* Stated exercise
Return every entry exactly.

* Data to use
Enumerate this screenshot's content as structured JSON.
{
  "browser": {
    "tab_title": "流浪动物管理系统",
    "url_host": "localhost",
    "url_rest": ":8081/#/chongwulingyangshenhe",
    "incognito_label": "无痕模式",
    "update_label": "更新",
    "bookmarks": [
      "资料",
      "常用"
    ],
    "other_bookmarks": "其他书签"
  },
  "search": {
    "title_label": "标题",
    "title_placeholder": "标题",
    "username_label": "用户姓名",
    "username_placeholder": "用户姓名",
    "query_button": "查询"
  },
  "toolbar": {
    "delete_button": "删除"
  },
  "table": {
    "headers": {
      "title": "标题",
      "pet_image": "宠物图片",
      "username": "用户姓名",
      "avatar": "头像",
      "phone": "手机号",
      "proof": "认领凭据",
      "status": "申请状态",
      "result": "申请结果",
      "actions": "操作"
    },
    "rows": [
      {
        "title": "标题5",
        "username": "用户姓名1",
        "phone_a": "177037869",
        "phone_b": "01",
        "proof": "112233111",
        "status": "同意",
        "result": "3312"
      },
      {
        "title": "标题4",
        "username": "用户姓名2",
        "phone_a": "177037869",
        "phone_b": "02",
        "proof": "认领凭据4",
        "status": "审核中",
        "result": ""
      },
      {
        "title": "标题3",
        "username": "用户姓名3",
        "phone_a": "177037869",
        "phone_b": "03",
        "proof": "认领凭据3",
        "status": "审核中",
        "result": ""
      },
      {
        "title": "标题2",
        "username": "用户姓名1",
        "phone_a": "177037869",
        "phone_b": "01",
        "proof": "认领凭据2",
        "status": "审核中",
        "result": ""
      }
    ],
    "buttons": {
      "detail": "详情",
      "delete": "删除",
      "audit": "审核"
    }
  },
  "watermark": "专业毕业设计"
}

* Output below
Enumerate this screenshot's content as structured JSON.
{
  "browser": {
    "tab_title": "流浪动物管理系统",
    "url_host": "localhost",
    "url_rest": ":8081/#/chongwulingyangshenhe",
    "incognito_label": "无痕模式",
    "update_label": "更新",
    "bookmarks": [
      "资料",
      "常用"
    ],
    "other_bookmarks": "其他书签"
  },
  "search": {
    "title_label": "标题",
    "title_placeholder": "标题",
    "username_label": "用户姓名",
    "username_placeholder": "用户姓名",
    "query_button": "查询"
  },
  "toolbar": {
    "delete_button": "删除"
  },
  "table": {
    "headers": {
      "title": "标题",
      "pet_image": "宠物图片",
      "username": "用户姓名",
      "avatar": "头像",
      "phone": "手机号",
      "proof": "认领凭据",
      "status": "申请状态",
      "result": "申请结果",
      "actions": "操作"
    },
    "rows": [
      {
        "title": "标题5",
        "username": "用户姓名1",
        "phone_a": "177037869",
        "phone_b": "01",
        "proof": "112233111",
        "status": "同意",
        "result": "3312"
      },
      {
        "title": "标题4",
        "username": "用户姓名2",
        "phone_a": "177037869",
        "phone_b": "02",
        "proof": "认领凭据4",
        "status": "审核中",
        "result": ""
      },
      {
        "title": "标题3",
        "username": "用户姓名3",
        "phone_a": "177037869",
        "phone_b": "03",
        "proof": "认领凭据3",
        "status": "审核中",
        "result": ""
      },
      {
        "title": "标题2",
        "username": "用户姓名1",
        "phone_a": "177037869",
        "phone_b": "01",
        "proof": "认领凭据2",
        "status": "审核中",
        "result": ""
      }
    ],
    "buttons": {
      "detail": "详情",
      "delete": "删除",
      "audit": "审核"
    }
  },
  "watermark": "专业毕业设计"
}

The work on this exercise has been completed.